_Material for this exercise_
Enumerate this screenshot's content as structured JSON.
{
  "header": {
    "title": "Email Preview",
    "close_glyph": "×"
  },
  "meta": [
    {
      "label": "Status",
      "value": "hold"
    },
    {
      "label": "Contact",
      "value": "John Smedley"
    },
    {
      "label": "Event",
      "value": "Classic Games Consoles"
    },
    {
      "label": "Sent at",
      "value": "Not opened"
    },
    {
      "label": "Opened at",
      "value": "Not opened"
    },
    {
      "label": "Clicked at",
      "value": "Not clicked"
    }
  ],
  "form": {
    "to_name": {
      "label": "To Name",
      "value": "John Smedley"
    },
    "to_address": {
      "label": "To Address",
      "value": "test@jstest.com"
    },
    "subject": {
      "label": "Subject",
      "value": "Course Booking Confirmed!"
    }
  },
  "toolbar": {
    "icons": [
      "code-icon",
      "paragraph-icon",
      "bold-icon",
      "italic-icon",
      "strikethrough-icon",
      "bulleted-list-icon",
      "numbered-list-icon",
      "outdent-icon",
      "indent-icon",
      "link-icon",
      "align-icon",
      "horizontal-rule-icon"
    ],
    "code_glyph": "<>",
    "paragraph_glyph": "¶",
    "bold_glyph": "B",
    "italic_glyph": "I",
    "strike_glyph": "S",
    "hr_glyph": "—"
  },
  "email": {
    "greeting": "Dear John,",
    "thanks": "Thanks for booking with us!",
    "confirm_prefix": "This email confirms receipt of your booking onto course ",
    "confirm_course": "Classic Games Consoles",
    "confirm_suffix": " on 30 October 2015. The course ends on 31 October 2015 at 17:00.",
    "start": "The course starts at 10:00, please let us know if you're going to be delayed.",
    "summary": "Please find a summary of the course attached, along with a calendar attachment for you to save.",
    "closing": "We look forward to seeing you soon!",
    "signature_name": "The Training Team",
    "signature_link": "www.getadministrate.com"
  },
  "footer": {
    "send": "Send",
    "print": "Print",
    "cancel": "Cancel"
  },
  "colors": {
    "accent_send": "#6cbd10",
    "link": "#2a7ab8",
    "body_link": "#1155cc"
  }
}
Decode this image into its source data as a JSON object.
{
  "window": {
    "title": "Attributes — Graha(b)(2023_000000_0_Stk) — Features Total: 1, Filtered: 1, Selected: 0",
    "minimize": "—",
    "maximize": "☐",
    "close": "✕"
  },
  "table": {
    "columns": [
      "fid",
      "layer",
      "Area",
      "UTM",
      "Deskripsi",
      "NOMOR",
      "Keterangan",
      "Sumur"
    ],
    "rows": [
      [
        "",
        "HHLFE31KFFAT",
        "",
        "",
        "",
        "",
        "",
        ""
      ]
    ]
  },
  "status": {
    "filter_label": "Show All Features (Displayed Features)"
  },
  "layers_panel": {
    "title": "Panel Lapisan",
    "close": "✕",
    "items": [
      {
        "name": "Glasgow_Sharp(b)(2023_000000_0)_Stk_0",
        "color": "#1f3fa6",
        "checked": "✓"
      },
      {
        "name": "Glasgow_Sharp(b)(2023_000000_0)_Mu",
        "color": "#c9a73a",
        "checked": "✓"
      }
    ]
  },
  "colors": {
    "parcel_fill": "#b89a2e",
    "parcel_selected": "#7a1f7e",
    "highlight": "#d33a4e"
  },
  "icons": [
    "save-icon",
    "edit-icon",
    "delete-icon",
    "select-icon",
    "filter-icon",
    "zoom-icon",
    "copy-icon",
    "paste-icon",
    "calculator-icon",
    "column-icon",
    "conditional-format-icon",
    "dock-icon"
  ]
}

_Instruction_
Within the entries above, report how many lines include "value", and keep the answer to the number.

_The completed task_
9